[Begin Data section]

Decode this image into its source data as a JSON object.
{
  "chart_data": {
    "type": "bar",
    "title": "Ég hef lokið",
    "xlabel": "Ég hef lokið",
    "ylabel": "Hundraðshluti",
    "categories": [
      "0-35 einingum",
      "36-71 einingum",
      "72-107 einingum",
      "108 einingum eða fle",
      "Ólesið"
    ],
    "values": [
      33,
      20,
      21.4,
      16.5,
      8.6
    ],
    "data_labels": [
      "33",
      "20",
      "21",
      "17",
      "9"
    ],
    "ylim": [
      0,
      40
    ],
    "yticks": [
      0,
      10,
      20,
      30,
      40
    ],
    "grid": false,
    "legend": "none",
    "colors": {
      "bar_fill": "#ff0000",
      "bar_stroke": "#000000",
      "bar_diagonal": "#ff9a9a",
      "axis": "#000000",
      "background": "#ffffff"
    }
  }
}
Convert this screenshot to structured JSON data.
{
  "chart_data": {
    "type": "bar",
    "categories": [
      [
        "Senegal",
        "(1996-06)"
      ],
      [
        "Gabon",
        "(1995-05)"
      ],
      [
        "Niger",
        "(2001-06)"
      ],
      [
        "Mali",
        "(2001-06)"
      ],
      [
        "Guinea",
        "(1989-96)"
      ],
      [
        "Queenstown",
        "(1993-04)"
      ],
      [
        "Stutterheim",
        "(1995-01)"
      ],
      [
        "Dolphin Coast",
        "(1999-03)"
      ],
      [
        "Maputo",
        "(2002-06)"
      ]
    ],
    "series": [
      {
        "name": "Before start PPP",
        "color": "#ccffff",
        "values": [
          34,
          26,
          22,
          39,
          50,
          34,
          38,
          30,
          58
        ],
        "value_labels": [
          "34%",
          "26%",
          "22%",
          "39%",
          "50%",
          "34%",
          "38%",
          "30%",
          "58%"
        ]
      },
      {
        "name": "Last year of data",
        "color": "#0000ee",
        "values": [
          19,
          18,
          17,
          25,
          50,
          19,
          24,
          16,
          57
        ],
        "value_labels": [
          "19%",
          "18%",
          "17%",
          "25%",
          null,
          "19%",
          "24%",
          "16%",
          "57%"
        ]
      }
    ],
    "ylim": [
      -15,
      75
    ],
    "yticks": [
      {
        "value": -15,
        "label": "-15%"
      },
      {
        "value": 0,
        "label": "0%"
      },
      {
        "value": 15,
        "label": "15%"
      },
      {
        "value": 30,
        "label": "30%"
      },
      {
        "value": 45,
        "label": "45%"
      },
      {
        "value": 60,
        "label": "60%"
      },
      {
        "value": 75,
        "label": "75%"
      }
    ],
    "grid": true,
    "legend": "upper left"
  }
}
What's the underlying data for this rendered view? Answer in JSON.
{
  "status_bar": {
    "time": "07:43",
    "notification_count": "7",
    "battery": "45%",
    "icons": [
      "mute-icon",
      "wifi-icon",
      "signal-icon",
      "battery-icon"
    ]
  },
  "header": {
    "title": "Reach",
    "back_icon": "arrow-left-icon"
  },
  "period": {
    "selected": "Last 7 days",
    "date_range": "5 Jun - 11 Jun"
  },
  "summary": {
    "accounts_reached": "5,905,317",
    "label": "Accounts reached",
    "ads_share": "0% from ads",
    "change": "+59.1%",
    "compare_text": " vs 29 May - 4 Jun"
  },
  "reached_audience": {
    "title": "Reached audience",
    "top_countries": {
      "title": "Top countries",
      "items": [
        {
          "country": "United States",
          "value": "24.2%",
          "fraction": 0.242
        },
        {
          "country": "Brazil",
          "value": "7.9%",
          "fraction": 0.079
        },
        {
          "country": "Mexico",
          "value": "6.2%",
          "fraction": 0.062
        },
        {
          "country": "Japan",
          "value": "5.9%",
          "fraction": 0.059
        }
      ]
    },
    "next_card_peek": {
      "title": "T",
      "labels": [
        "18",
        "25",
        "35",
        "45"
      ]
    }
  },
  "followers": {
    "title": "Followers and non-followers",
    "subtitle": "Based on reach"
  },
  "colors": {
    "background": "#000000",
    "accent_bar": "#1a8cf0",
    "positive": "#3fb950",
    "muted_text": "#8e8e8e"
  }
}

[End Data section]

Problem: Reproduce each line from the records that contains the word "einingum".

Worked solution:
      "0-35 einingum",
      "36-71 einingum",
      "72-107 einingum",
      "108 einingum eða fle",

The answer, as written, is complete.